Records for the exercise:
---
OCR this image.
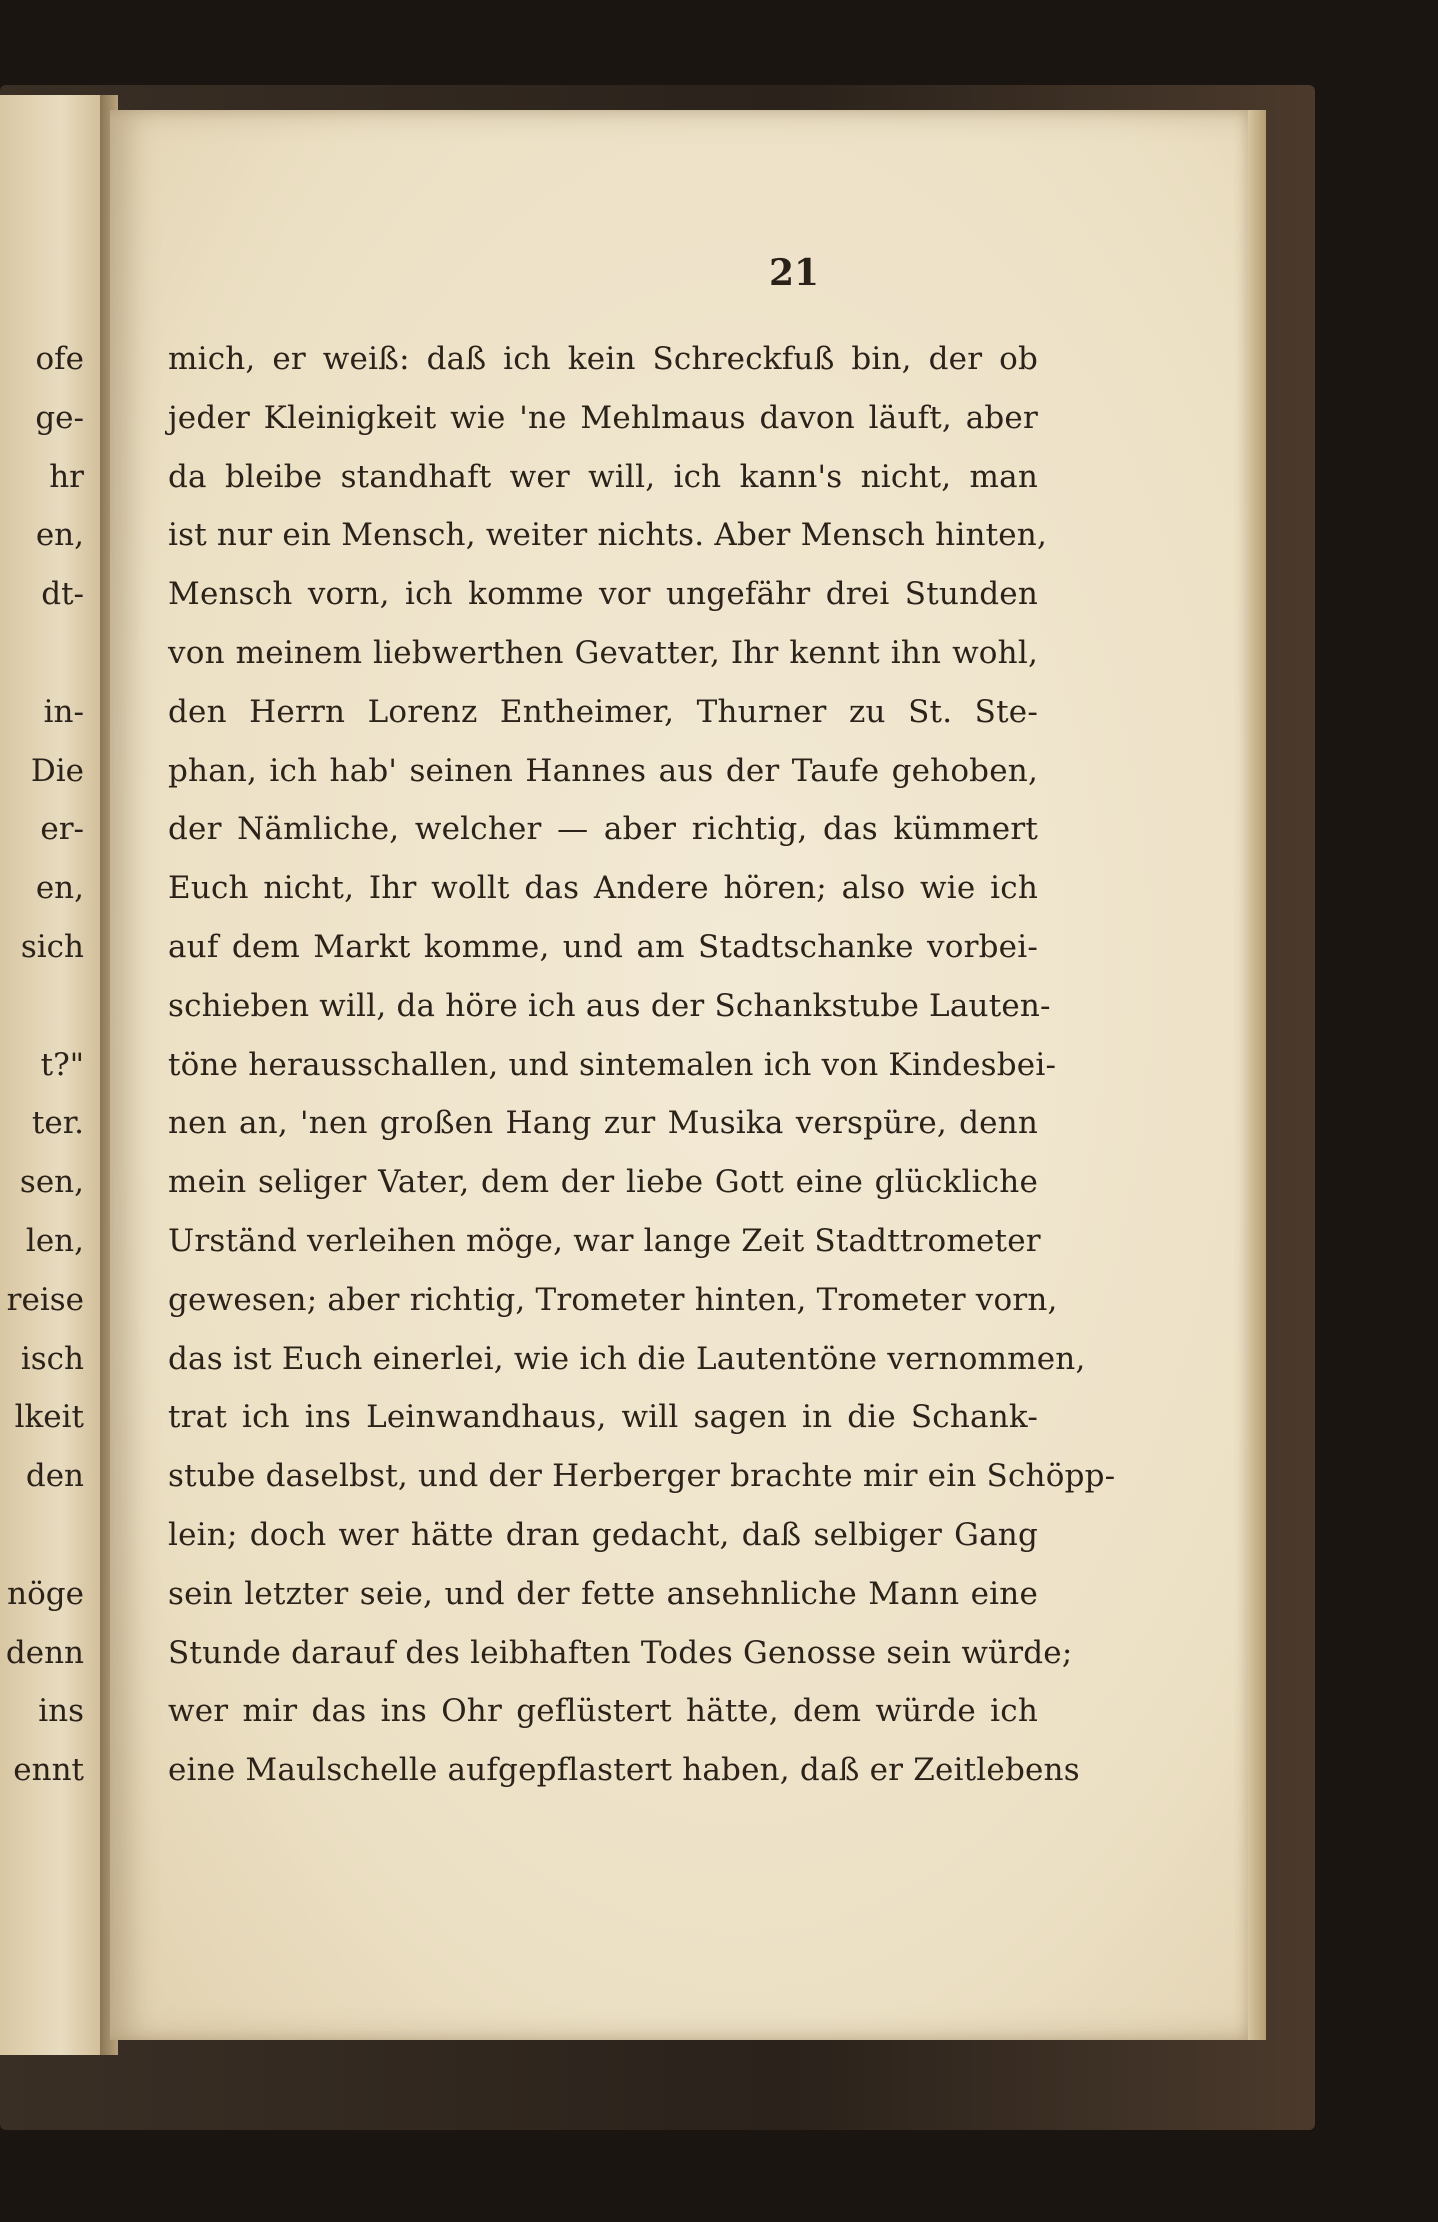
21
ofe
ge-
hr
en,
dt-
in-
Die
er-
en,
sich
t?"
ter.
sen,
len,
reise
isch
lkeit
den
nöge
denn
ins
ennt
mich, er weiß: daß ich kein Schreckfuß bin, der ob
jeder Kleinigkeit wie 'ne Mehlmaus davon läuft, aber
da bleibe standhaft wer will, ich kann's nicht, man
ist nur ein Mensch, weiter nichts. Aber Mensch hinten,
Mensch vorn, ich komme vor ungefähr drei Stunden
von meinem liebwerthen Gevatter, Ihr kennt ihn wohl,
den Herrn Lorenz Entheimer, Thurner zu St. Ste-
phan, ich hab' seinen Hannes aus der Taufe gehoben,
der Nämliche, welcher — aber richtig, das kümmert
Euch nicht, Ihr wollt das Andere hören; also wie ich
auf dem Markt komme, und am Stadtschanke vorbei-
schieben will, da höre ich aus der Schankstube Lauten-
töne herausschallen, und sintemalen ich von Kindesbei-
nen an, 'nen großen Hang zur Musika verspüre, denn
mein seliger Vater, dem der liebe Gott eine glückliche
Urständ verleihen möge, war lange Zeit Stadttrometer
gewesen; aber richtig, Trometer hinten, Trometer vorn,
das ist Euch einerlei, wie ich die Lautentöne vernommen,
trat ich ins Leinwandhaus, will sagen in die Schank-
stube daselbst, und der Herberger brachte mir ein Schöpp-
lein; doch wer hätte dran gedacht, daß selbiger Gang
sein letzter seie, und der fette ansehnliche Mann eine
Stunde darauf des leibhaften Todes Genosse sein würde;
wer mir das ins Ohr geflüstert hätte, dem würde ich
eine Maulschelle aufgepflastert haben, daß er Zeitlebens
---
Scan the data above and copy every line with "will" in it.

Exercise output:
da bleibe standhaft wer will, ich kann's nicht, man
schieben will, da höre ich aus der Schankstube Lauten-
trat ich ins Leinwandhaus, will sagen in die Schank-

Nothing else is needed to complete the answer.